## Do this:
Go through the lines below. Copy those with "name".

## Records supplied:
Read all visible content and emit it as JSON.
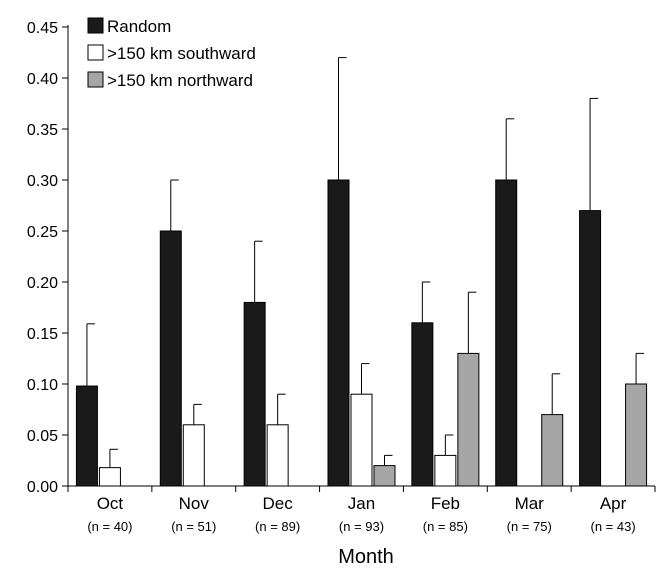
{
  "chart_data": {
    "type": "bar",
    "xlabel": "Month",
    "ylabel": "",
    "ylim": [
      0,
      0.45
    ],
    "yticks": [
      "0.00",
      "0.05",
      "0.10",
      "0.15",
      "0.20",
      "0.25",
      "0.30",
      "0.35",
      "0.40",
      "0.45"
    ],
    "categories": [
      "Oct",
      "Nov",
      "Dec",
      "Jan",
      "Feb",
      "Mar",
      "Apr"
    ],
    "sample_sizes": [
      "(n = 40)",
      "(n = 51)",
      "(n = 89)",
      "(n = 93)",
      "(n = 85)",
      "(n = 75)",
      "(n = 43)"
    ],
    "series": [
      {
        "name": "Random",
        "color": "#1a1a1a",
        "values": [
          0.098,
          0.25,
          0.18,
          0.3,
          0.16,
          0.3,
          0.27
        ],
        "error_upper": [
          0.159,
          0.3,
          0.24,
          0.42,
          0.2,
          0.36,
          0.38
        ]
      },
      {
        "name": ">150 km southward",
        "color": "#ffffff",
        "values": [
          0.018,
          0.06,
          0.06,
          0.09,
          0.03,
          null,
          null
        ],
        "error_upper": [
          0.036,
          0.08,
          0.09,
          0.12,
          0.05,
          null,
          null
        ]
      },
      {
        "name": ">150 km northward",
        "color": "#a6a6a6",
        "values": [
          null,
          null,
          null,
          0.02,
          0.13,
          0.07,
          0.1
        ],
        "error_upper": [
          null,
          null,
          null,
          0.03,
          0.19,
          0.11,
          0.13
        ]
      }
    ],
    "legend_position": "top-left",
    "grid": false
  }
}
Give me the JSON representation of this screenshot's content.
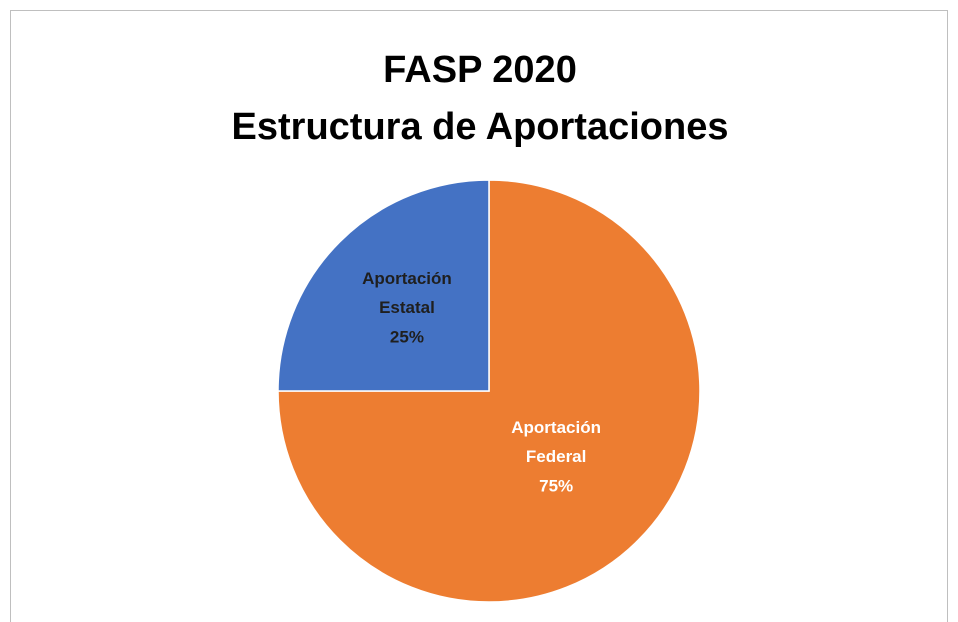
{
  "chart_data": {
    "type": "pie",
    "title": "FASP 2020",
    "subtitle": "Estructura de Aportaciones",
    "categories": [
      "Aportación Federal",
      "Aportación Estatal"
    ],
    "values": [
      75,
      25
    ],
    "value_labels": [
      "75%",
      "25%"
    ],
    "colors": [
      "#ed7d31",
      "#4472c4"
    ],
    "label_colors": [
      "#ffffff",
      "#1f1f1f"
    ]
  }
}
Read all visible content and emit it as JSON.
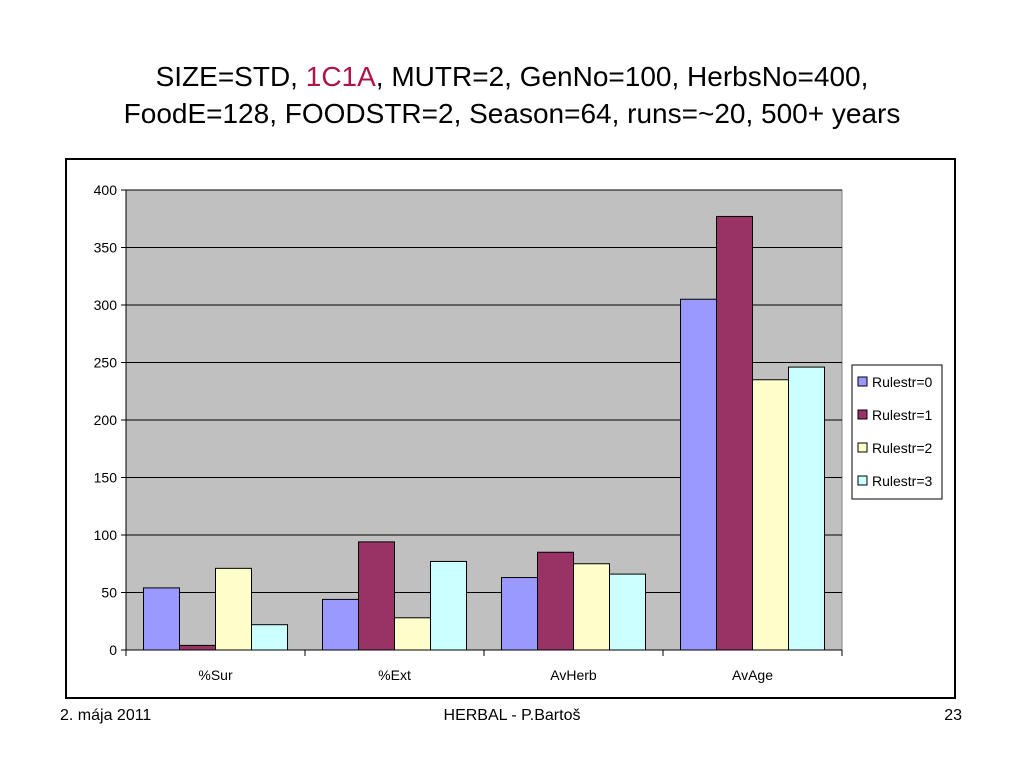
{
  "slide": {
    "title_line1_pre": "SIZE=STD, ",
    "title_line1_accent": "1C1A",
    "title_line1_post": ", MUTR=2, GenNo=100, HerbsNo=400,",
    "title_line2": "FoodE=128, FOODSTR=2, Season=64, runs=~20, 500+ years"
  },
  "footer": {
    "date": "2. mája 2011",
    "center": "HERBAL - P.Bartoš",
    "page": "23"
  },
  "colors": {
    "accent": "#b0124a",
    "plot_bg": "#c0c0c0"
  },
  "chart_data": {
    "type": "bar",
    "title": "",
    "xlabel": "",
    "ylabel": "",
    "categories": [
      "%Sur",
      "%Ext",
      "AvHerb",
      "AvAge"
    ],
    "ylim": [
      0,
      400
    ],
    "yticks": [
      0,
      50,
      100,
      150,
      200,
      250,
      300,
      350,
      400
    ],
    "grid": true,
    "legend_position": "right",
    "series": [
      {
        "name": "Rulestr=0",
        "color": "#9999ff",
        "values": [
          54,
          44,
          63,
          305
        ]
      },
      {
        "name": "Rulestr=1",
        "color": "#993366",
        "values": [
          4,
          94,
          85,
          377
        ]
      },
      {
        "name": "Rulestr=2",
        "color": "#ffffcc",
        "values": [
          71,
          28,
          75,
          235
        ]
      },
      {
        "name": "Rulestr=3",
        "color": "#ccffff",
        "values": [
          22,
          77,
          66,
          246
        ]
      }
    ]
  }
}
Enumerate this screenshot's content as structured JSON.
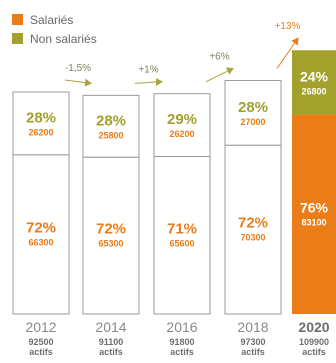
{
  "legend": {
    "salaries": "Salariés",
    "non_salaries": "Non salariés"
  },
  "colors": {
    "salaries": "#ea7d17",
    "non_salaries": "#a2a12c",
    "outline": "#9a9a9a",
    "arrow": "#a9a63f",
    "arrow_last": "#ea7d17",
    "year": "#8a8a8a",
    "total": "#6e6e6e"
  },
  "chart_data": {
    "type": "bar",
    "stacked": true,
    "categories": [
      "2012",
      "2014",
      "2016",
      "2018",
      "2020"
    ],
    "series": [
      {
        "name": "Salariés",
        "percent_labels": [
          "72%",
          "72%",
          "71%",
          "72%",
          "76%"
        ],
        "value_labels": [
          "66300",
          "65300",
          "65600",
          "70300",
          "83100"
        ],
        "values": [
          66300,
          65300,
          65600,
          70300,
          83100
        ]
      },
      {
        "name": "Non salariés",
        "percent_labels": [
          "28%",
          "28%",
          "29%",
          "28%",
          "24%"
        ],
        "value_labels": [
          "26200",
          "25800",
          "26200",
          "27000",
          "26800"
        ],
        "values": [
          26200,
          25800,
          26200,
          27000,
          26800
        ]
      }
    ],
    "totals": [
      92500,
      91100,
      91800,
      97300,
      109900
    ],
    "total_labels": [
      "92500",
      "91100",
      "91800",
      "97300",
      "109900"
    ],
    "total_unit": "actifs",
    "growth_labels": [
      "-1,5%",
      "+1%",
      "+6%",
      "+13%"
    ],
    "ylim": [
      0,
      109900
    ],
    "highlight_category": "2020"
  }
}
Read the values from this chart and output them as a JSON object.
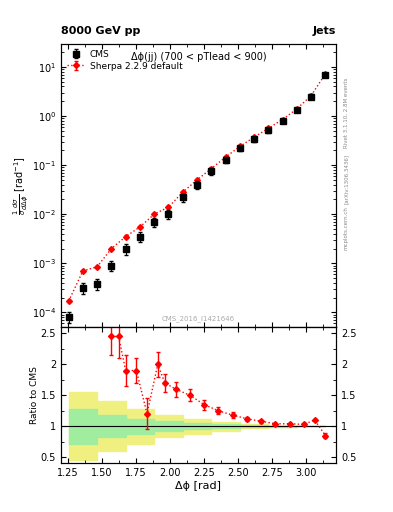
{
  "title_top": "8000 GeV pp",
  "title_right": "Jets",
  "plot_title": "Δϕ(jj) (700 < pTlead < 900)",
  "watermark": "CMS_2016_I1421646",
  "rivet_label": "Rivet 3.1.10, 2.8M events",
  "arxiv_label": "[arXiv:1306.3436]",
  "mcplots_label": "mcplots.cern.ch",
  "xlabel": "Δϕ [rad]",
  "ylabel": "$\\frac{1}{\\sigma}\\frac{d\\sigma}{d\\Delta\\phi}$ [rad$^{-1}$]",
  "ratio_ylabel": "Ratio to CMS",
  "cms_x": [
    1.2566,
    1.3614,
    1.4661,
    1.5708,
    1.6755,
    1.7802,
    1.885,
    1.9897,
    2.0944,
    2.1991,
    2.3038,
    2.4086,
    2.5133,
    2.618,
    2.7227,
    2.8274,
    2.9322,
    3.0369,
    3.1416
  ],
  "cms_y": [
    8e-05,
    0.00032,
    0.00038,
    0.0009,
    0.002,
    0.0035,
    0.007,
    0.01,
    0.022,
    0.04,
    0.075,
    0.13,
    0.22,
    0.34,
    0.52,
    0.8,
    1.35,
    2.5,
    7.0
  ],
  "cms_yerr": [
    2e-05,
    8e-05,
    0.0001,
    0.0002,
    0.0005,
    0.0008,
    0.0015,
    0.002,
    0.004,
    0.007,
    0.012,
    0.018,
    0.028,
    0.04,
    0.06,
    0.09,
    0.14,
    0.28,
    0.7
  ],
  "sherpa_x": [
    1.2566,
    1.3614,
    1.4661,
    1.5708,
    1.6755,
    1.7802,
    1.885,
    1.9897,
    2.0944,
    2.1991,
    2.3038,
    2.4086,
    2.5133,
    2.618,
    2.7227,
    2.8274,
    2.9322,
    3.0369,
    3.1416
  ],
  "sherpa_y": [
    0.00017,
    0.0007,
    0.00085,
    0.002,
    0.0035,
    0.0055,
    0.01,
    0.014,
    0.028,
    0.05,
    0.085,
    0.145,
    0.24,
    0.37,
    0.56,
    0.85,
    1.4,
    2.6,
    7.2
  ],
  "sherpa_yerr": [
    1e-05,
    3e-05,
    5e-05,
    0.0001,
    0.0002,
    0.0003,
    0.0005,
    0.0008,
    0.0015,
    0.003,
    0.005,
    0.01,
    0.016,
    0.025,
    0.038,
    0.055,
    0.09,
    0.18,
    0.5
  ],
  "ratio_x": [
    1.5708,
    1.6231,
    1.6755,
    1.754,
    1.8325,
    1.911,
    1.9635,
    2.042,
    2.1468,
    2.2516,
    2.3562,
    2.4609,
    2.5655,
    2.6701,
    2.7749,
    2.8795,
    2.9843,
    3.0628,
    3.1416
  ],
  "ratio_y": [
    2.45,
    2.45,
    1.9,
    1.9,
    1.2,
    2.0,
    1.7,
    1.6,
    1.5,
    1.35,
    1.25,
    1.18,
    1.12,
    1.08,
    1.04,
    1.04,
    1.03,
    1.1,
    0.85
  ],
  "ratio_yerr": [
    0.3,
    0.35,
    0.25,
    0.2,
    0.25,
    0.2,
    0.15,
    0.12,
    0.1,
    0.08,
    0.06,
    0.045,
    0.035,
    0.025,
    0.02,
    0.02,
    0.018,
    0.02,
    0.045
  ],
  "green_band_xedges": [
    1.2566,
    1.4661,
    1.6755,
    1.885,
    2.0944,
    2.3038,
    2.5133,
    2.7227,
    2.9322,
    3.1416
  ],
  "green_band_lo": [
    0.72,
    0.82,
    0.88,
    0.92,
    0.95,
    0.97,
    0.985,
    0.995,
    0.999,
    1.0
  ],
  "green_band_hi": [
    1.28,
    1.18,
    1.12,
    1.08,
    1.05,
    1.03,
    1.015,
    1.005,
    1.001,
    1.0
  ],
  "yellow_band_xedges": [
    1.2566,
    1.4661,
    1.6755,
    1.885,
    2.0944,
    2.3038,
    2.5133,
    2.7227,
    2.9322,
    3.1416
  ],
  "yellow_band_lo": [
    0.45,
    0.6,
    0.72,
    0.82,
    0.88,
    0.93,
    0.965,
    0.985,
    0.996,
    1.0
  ],
  "yellow_band_hi": [
    1.55,
    1.4,
    1.28,
    1.18,
    1.12,
    1.07,
    1.035,
    1.015,
    1.004,
    1.0
  ],
  "xlim": [
    1.2,
    3.22
  ],
  "ylim_main": [
    5e-05,
    30
  ],
  "ylim_ratio": [
    0.4,
    2.6
  ],
  "cms_color": "black",
  "sherpa_color": "red",
  "green_color": "#a0eda0",
  "yellow_color": "#f0f080",
  "background_color": "white"
}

## Problem solution:
        "name": "Random",
        "name": ">150 km southward",
        "name": ">150 km northward",
        "name": "Rulestr=0",
        "name": "Rulestr=1",
        "name": "Rulestr=2",
        "name": "Rulestr=3",
        "name": "Salariés",
        "name": "Non salariés",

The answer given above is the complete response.